** Stored rows **
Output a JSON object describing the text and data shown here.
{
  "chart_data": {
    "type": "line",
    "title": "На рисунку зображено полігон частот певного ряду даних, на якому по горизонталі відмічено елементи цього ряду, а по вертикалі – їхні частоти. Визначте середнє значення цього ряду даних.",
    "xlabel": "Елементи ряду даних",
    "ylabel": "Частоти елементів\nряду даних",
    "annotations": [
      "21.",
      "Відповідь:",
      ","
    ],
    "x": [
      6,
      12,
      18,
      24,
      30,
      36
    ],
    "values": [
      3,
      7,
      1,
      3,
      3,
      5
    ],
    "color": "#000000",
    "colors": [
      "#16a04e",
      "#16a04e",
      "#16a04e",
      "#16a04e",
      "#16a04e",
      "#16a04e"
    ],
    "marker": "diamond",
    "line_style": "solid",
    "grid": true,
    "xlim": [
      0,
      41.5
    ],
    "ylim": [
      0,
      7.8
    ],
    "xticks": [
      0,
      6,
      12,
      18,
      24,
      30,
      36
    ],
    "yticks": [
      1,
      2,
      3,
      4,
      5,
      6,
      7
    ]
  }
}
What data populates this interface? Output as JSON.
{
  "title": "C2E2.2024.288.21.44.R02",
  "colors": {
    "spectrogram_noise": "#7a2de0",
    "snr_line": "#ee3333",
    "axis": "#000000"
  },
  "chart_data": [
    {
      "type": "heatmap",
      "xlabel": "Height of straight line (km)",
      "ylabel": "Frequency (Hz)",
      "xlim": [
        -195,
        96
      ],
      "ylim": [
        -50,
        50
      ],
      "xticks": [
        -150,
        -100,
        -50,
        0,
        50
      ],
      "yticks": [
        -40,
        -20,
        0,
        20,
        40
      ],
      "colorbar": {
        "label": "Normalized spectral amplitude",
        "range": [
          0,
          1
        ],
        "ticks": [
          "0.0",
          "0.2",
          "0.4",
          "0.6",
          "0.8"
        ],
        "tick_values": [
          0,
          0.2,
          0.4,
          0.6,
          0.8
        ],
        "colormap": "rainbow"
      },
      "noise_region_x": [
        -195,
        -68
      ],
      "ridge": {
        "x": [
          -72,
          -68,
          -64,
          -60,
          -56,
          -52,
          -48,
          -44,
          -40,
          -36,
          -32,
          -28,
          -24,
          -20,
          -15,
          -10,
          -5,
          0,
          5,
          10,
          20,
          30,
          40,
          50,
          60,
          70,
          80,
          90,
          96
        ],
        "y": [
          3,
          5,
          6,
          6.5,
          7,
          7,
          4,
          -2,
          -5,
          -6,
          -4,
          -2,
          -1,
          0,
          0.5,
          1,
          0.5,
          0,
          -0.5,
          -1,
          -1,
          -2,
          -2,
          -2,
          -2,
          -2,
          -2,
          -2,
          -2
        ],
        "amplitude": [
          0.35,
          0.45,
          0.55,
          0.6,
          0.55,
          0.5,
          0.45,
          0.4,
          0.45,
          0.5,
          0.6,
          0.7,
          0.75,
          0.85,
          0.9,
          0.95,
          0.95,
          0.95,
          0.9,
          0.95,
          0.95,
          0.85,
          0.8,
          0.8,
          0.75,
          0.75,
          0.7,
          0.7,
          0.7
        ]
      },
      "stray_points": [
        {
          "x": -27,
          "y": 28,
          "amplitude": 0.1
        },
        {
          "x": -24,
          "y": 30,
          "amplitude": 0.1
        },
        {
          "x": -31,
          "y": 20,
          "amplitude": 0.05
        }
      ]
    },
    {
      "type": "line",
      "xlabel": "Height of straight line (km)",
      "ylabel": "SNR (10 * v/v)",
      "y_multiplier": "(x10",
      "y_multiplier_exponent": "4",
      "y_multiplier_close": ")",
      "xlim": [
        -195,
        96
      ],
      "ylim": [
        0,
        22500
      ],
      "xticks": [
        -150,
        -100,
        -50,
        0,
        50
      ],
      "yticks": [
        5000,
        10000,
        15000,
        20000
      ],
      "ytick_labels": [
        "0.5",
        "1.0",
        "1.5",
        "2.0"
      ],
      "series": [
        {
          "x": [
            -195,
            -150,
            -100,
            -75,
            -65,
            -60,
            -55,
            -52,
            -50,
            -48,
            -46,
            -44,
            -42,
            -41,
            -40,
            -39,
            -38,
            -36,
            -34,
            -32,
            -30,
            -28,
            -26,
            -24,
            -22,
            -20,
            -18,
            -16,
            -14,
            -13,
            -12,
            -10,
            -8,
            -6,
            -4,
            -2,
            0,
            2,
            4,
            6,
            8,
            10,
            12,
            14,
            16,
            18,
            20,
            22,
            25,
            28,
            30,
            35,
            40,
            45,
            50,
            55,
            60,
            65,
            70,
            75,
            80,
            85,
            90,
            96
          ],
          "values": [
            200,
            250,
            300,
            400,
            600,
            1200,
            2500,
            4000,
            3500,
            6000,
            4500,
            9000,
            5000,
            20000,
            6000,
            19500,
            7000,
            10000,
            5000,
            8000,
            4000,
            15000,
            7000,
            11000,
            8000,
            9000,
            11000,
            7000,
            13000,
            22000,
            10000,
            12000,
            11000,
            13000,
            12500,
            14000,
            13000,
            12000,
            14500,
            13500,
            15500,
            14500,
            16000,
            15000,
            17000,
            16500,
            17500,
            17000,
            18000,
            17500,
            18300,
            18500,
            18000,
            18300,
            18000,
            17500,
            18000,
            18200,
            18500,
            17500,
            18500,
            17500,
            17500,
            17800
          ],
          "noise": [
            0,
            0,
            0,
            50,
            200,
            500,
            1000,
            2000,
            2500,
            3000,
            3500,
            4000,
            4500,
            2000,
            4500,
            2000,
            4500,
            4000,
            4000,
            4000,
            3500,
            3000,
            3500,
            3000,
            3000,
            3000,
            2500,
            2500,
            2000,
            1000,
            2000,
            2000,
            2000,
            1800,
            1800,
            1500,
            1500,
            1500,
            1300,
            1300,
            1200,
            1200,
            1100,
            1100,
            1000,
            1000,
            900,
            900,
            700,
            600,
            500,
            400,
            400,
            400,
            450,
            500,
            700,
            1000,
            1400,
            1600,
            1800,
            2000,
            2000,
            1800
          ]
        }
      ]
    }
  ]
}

** Written instruction **
Nothing in the data may differ; print all of it exactly as written.

** Exercise result **
Output a JSON object describing the text and data shown here.
{
  "chart_data": {
    "type": "line",
    "title": "На рисунку зображено полігон частот певного ряду даних, на якому по горизонталі відмічено елементи цього ряду, а по вертикалі – їхні частоти. Визначте середнє значення цього ряду даних.",
    "xlabel": "Елементи ряду даних",
    "ylabel": "Частоти елементів\nряду даних",
    "annotations": [
      "21.",
      "Відповідь:",
      ","
    ],
    "x": [
      6,
      12,
      18,
      24,
      30,
      36
    ],
    "values": [
      3,
      7,
      1,
      3,
      3,
      5
    ],
    "color": "#000000",
    "colors": [
      "#16a04e",
      "#16a04e",
      "#16a04e",
      "#16a04e",
      "#16a04e",
      "#16a04e"
    ],
    "marker": "diamond",
    "line_style": "solid",
    "grid": true,
    "xlim": [
      0,
      41.5
    ],
    "ylim": [
      0,
      7.8
    ],
    "xticks": [
      0,
      6,
      12,
      18,
      24,
      30,
      36
    ],
    "yticks": [
      1,
      2,
      3,
      4,
      5,
      6,
      7
    ]
  }
}
What data populates this interface? Output as JSON.
{
  "title": "C2E2.2024.288.21.44.R02",
  "colors": {
    "spectrogram_noise": "#7a2de0",
    "snr_line": "#ee3333",
    "axis": "#000000"
  },
  "chart_data": [
    {
      "type": "heatmap",
      "xlabel": "Height of straight line (km)",
      "ylabel": "Frequency (Hz)",
      "xlim": [
        -195,
        96
      ],
      "ylim": [
        -50,
        50
      ],
      "xticks": [
        -150,
        -100,
        -50,
        0,
        50
      ],
      "yticks": [
        -40,
        -20,
        0,
        20,
        40
      ],
      "colorbar": {
        "label": "Normalized spectral amplitude",
        "range": [
          0,
          1
        ],
        "ticks": [
          "0.0",
          "0.2",
          "0.4",
          "0.6",
          "0.8"
        ],
        "tick_values": [
          0,
          0.2,
          0.4,
          0.6,
          0.8
        ],
        "colormap": "rainbow"
      },
      "noise_region_x": [
        -195,
        -68
      ],
      "ridge": {
        "x": [
          -72,
          -68,
          -64,
          -60,
          -56,
          -52,
          -48,
          -44,
          -40,
          -36,
          -32,
          -28,
          -24,
          -20,
          -15,
          -10,
          -5,
          0,
          5,
          10,
          20,
          30,
          40,
          50,
          60,
          70,
          80,
          90,
          96
        ],
        "y": [
          3,
          5,
          6,
          6.5,
          7,
          7,
          4,
          -2,
          -5,
          -6,
          -4,
          -2,
          -1,
          0,
          0.5,
          1,
          0.5,
          0,
          -0.5,
          -1,
          -1,
          -2,
          -2,
          -2,
          -2,
          -2,
          -2,
          -2,
          -2
        ],
        "amplitude": [
          0.35,
          0.45,
          0.55,
          0.6,
          0.55,
          0.5,
          0.45,
          0.4,
          0.45,
          0.5,
          0.6,
          0.7,
          0.75,
          0.85,
          0.9,
          0.95,
          0.95,
          0.95,
          0.9,
          0.95,
          0.95,
          0.85,
          0.8,
          0.8,
          0.75,
          0.75,
          0.7,
          0.7,
          0.7
        ]
      },
      "stray_points": [
        {
          "x": -27,
          "y": 28,
          "amplitude": 0.1
        },
        {
          "x": -24,
          "y": 30,
          "amplitude": 0.1
        },
        {
          "x": -31,
          "y": 20,
          "amplitude": 0.05
        }
      ]
    },
    {
      "type": "line",
      "xlabel": "Height of straight line (km)",
      "ylabel": "SNR (10 * v/v)",
      "y_multiplier": "(x10",
      "y_multiplier_exponent": "4",
      "y_multiplier_close": ")",
      "xlim": [
        -195,
        96
      ],
      "ylim": [
        0,
        22500
      ],
      "xticks": [
        -150,
        -100,
        -50,
        0,
        50
      ],
      "yticks": [
        5000,
        10000,
        15000,
        20000
      ],
      "ytick_labels": [
        "0.5",
        "1.0",
        "1.5",
        "2.0"
      ],
      "series": [
        {
          "x": [
            -195,
            -150,
            -100,
            -75,
            -65,
            -60,
            -55,
            -52,
            -50,
            -48,
            -46,
            -44,
            -42,
            -41,
            -40,
            -39,
            -38,
            -36,
            -34,
            -32,
            -30,
            -28,
            -26,
            -24,
            -22,
            -20,
            -18,
            -16,
            -14,
            -13,
            -12,
            -10,
            -8,
            -6,
            -4,
            -2,
            0,
            2,
            4,
            6,
            8,
            10,
            12,
            14,
            16,
            18,
            20,
            22,
            25,
            28,
            30,
            35,
            40,
            45,
            50,
            55,
            60,
            65,
            70,
            75,
            80,
            85,
            90,
            96
          ],
          "values": [
            200,
            250,
            300,
            400,
            600,
            1200,
            2500,
            4000,
            3500,
            6000,
            4500,
            9000,
            5000,
            20000,
            6000,
            19500,
            7000,
            10000,
            5000,
            8000,
            4000,
            15000,
            7000,
            11000,
            8000,
            9000,
            11000,
            7000,
            13000,
            22000,
            10000,
            12000,
            11000,
            13000,
            12500,
            14000,
            13000,
            12000,
            14500,
            13500,
            15500,
            14500,
            16000,
            15000,
            17000,
            16500,
            17500,
            17000,
            18000,
            17500,
            18300,
            18500,
            18000,
            18300,
            18000,
            17500,
            18000,
            18200,
            18500,
            17500,
            18500,
            17500,
            17500,
            17800
          ],
          "noise": [
            0,
            0,
            0,
            50,
            200,
            500,
            1000,
            2000,
            2500,
            3000,
            3500,
            4000,
            4500,
            2000,
            4500,
            2000,
            4500,
            4000,
            4000,
            4000,
            3500,
            3000,
            3500,
            3000,
            3000,
            3000,
            2500,
            2500,
            2000,
            1000,
            2000,
            2000,
            2000,
            1800,
            1800,
            1500,
            1500,
            1500,
            1300,
            1300,
            1200,
            1200,
            1100,
            1100,
            1000,
            1000,
            900,
            900,
            700,
            600,
            500,
            400,
            400,
            400,
            450,
            500,
            700,
            1000,
            1400,
            1600,
            1800,
            2000,
            2000,
            1800
          ]
        }
      ]
    }
  ]
}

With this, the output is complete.